Below are some records. Say how many of their lines include the string "існуємо", giving only the number.

##########

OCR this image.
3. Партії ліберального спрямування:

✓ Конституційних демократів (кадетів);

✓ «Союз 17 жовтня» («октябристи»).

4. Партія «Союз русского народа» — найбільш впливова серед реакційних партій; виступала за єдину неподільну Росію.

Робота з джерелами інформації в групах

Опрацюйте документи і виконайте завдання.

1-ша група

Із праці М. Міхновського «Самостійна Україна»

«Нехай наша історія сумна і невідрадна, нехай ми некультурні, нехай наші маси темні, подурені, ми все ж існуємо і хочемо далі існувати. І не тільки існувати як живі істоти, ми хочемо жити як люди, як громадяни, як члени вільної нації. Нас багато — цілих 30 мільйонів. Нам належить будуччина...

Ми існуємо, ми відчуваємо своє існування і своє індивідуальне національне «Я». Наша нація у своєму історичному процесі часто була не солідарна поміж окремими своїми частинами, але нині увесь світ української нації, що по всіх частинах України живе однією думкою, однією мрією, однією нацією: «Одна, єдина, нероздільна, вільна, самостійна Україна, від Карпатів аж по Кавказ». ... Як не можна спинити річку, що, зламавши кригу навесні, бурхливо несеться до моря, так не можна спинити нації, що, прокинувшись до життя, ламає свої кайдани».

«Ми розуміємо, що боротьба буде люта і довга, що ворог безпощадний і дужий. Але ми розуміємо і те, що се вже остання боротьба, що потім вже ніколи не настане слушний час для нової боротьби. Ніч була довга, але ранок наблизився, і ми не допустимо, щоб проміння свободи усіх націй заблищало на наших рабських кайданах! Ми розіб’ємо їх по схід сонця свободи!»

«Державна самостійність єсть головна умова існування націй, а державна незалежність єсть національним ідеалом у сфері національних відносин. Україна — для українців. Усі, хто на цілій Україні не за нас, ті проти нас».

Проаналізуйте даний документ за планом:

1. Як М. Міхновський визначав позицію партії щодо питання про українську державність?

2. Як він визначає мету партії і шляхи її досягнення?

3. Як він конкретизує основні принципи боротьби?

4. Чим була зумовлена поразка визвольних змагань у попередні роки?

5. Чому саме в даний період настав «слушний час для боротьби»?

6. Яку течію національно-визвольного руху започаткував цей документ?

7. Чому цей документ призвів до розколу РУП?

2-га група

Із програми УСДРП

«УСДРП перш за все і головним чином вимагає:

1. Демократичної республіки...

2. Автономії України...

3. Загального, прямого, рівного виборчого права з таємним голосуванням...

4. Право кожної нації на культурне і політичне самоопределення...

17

##########

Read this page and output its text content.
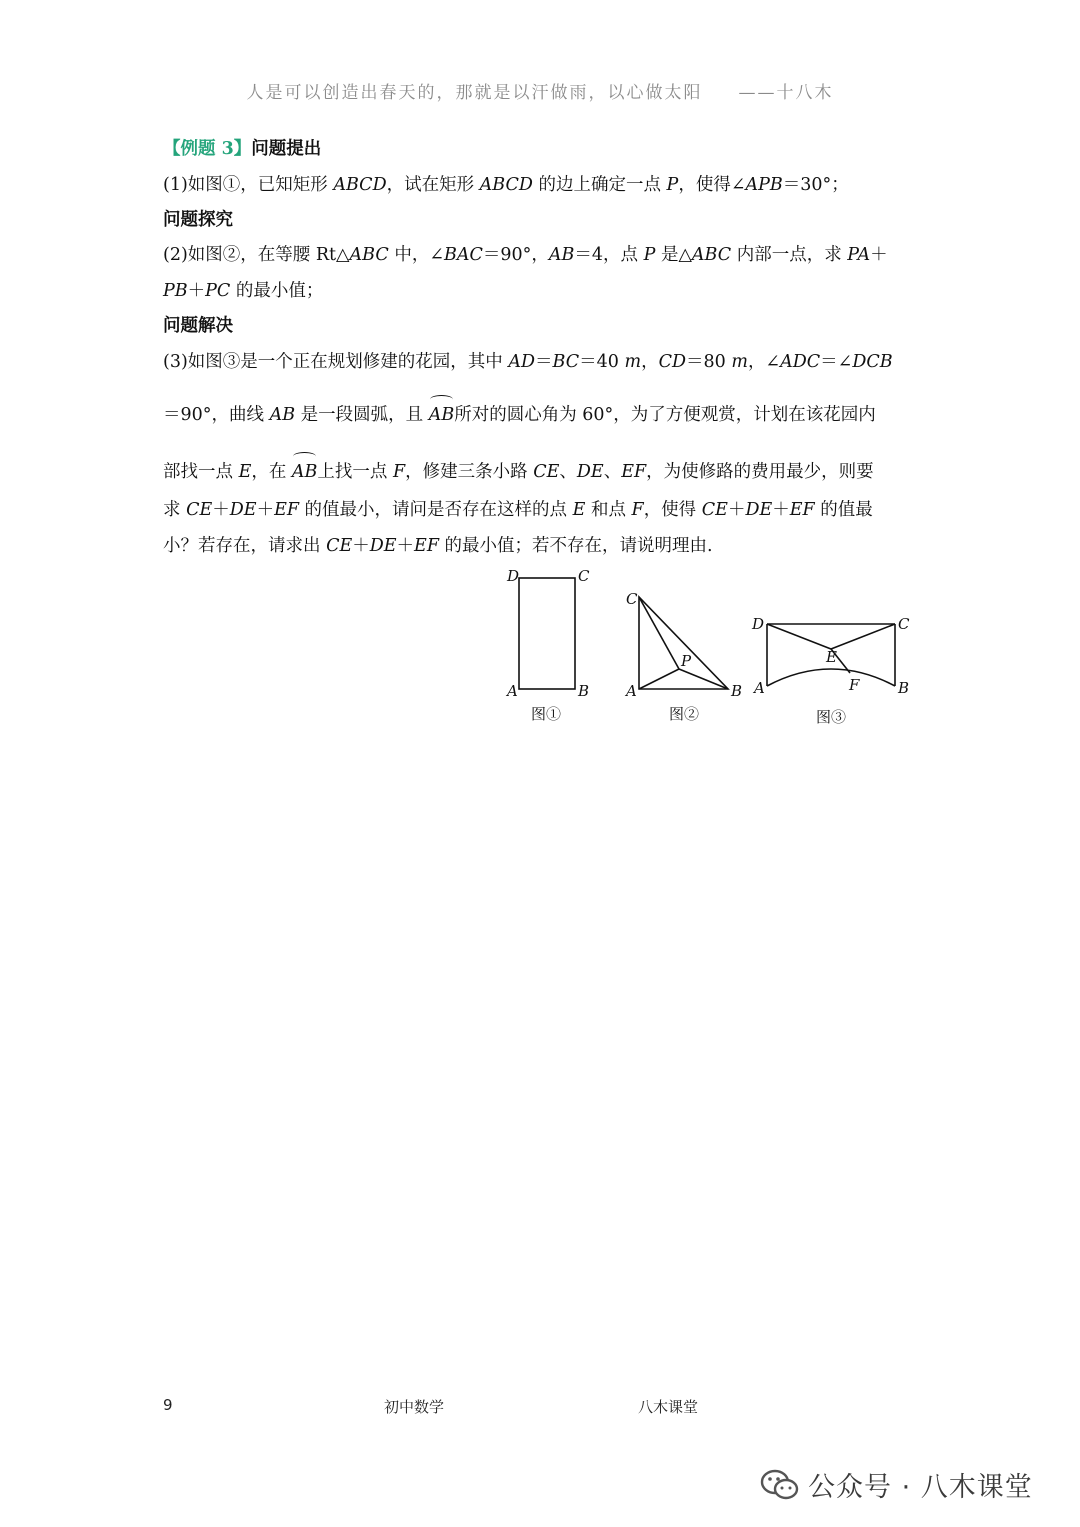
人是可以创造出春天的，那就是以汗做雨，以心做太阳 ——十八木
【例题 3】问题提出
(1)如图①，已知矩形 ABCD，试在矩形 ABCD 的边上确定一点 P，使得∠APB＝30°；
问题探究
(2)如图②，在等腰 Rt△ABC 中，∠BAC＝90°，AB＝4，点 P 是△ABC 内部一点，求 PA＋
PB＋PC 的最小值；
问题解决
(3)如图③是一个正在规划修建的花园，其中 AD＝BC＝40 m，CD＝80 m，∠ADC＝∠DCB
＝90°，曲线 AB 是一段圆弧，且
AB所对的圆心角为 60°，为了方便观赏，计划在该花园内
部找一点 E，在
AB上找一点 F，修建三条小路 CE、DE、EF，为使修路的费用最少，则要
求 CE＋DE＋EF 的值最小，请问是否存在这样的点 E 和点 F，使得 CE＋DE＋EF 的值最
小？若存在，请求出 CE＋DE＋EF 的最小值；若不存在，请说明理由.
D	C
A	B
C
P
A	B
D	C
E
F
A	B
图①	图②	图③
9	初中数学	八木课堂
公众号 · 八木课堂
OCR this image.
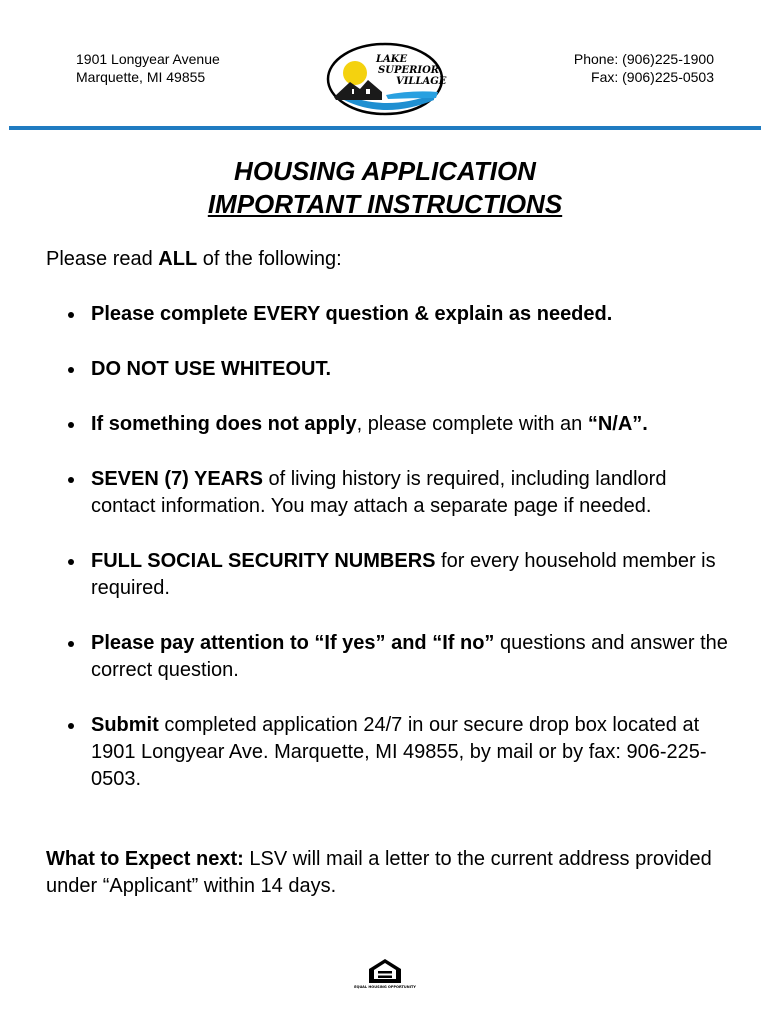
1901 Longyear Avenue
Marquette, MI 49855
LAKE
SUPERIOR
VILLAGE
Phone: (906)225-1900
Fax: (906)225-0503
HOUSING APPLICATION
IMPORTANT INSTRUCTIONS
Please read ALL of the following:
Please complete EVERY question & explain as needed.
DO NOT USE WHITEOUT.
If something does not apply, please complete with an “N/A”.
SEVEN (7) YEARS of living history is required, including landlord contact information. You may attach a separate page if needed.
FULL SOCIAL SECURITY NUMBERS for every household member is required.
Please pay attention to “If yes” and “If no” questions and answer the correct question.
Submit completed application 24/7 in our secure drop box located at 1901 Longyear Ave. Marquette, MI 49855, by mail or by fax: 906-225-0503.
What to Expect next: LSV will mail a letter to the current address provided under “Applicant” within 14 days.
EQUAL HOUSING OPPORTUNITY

##########

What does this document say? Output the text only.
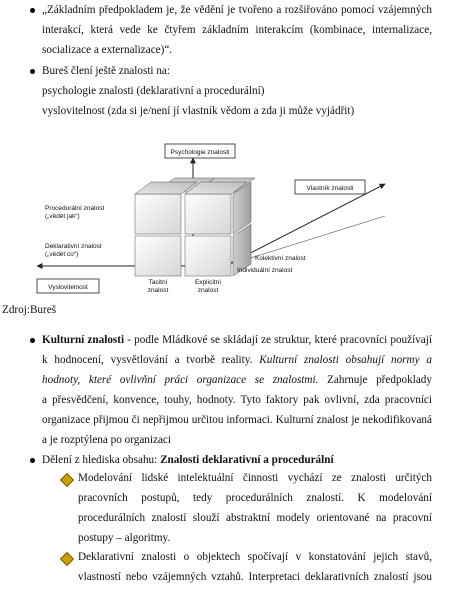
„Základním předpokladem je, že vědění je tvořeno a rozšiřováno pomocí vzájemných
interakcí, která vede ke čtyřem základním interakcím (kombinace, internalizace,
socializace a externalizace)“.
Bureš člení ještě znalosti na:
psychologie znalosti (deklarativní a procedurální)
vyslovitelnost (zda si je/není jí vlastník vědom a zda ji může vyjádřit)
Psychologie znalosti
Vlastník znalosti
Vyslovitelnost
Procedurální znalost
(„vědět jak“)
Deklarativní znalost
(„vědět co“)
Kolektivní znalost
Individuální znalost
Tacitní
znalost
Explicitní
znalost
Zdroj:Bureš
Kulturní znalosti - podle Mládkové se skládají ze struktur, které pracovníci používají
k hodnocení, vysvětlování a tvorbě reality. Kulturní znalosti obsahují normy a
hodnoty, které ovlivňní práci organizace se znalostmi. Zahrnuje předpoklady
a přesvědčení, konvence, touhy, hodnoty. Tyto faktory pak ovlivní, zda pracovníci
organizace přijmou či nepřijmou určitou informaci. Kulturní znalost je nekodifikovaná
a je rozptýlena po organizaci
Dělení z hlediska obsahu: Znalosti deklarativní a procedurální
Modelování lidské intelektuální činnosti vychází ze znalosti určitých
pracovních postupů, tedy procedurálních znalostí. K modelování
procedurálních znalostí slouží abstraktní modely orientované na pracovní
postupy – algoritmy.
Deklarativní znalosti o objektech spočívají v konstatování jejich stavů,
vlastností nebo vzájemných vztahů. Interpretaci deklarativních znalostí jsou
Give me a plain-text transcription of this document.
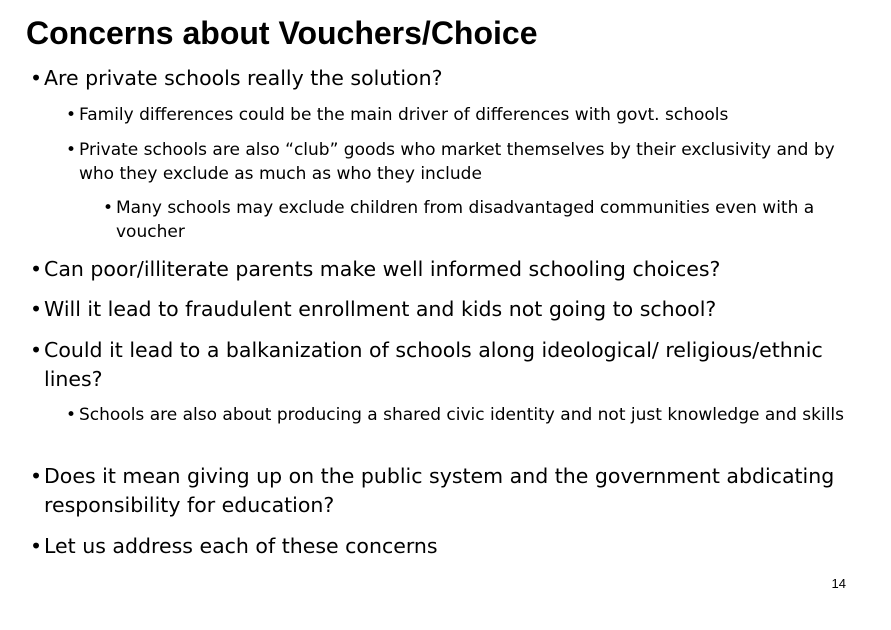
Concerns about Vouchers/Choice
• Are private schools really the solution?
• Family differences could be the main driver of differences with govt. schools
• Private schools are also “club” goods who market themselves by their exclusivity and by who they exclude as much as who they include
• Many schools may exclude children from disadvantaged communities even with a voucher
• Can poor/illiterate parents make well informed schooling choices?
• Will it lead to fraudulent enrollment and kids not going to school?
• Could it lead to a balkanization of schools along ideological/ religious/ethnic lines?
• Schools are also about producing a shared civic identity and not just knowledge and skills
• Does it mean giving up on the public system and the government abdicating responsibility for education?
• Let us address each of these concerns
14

##########

Solution for this problem> 2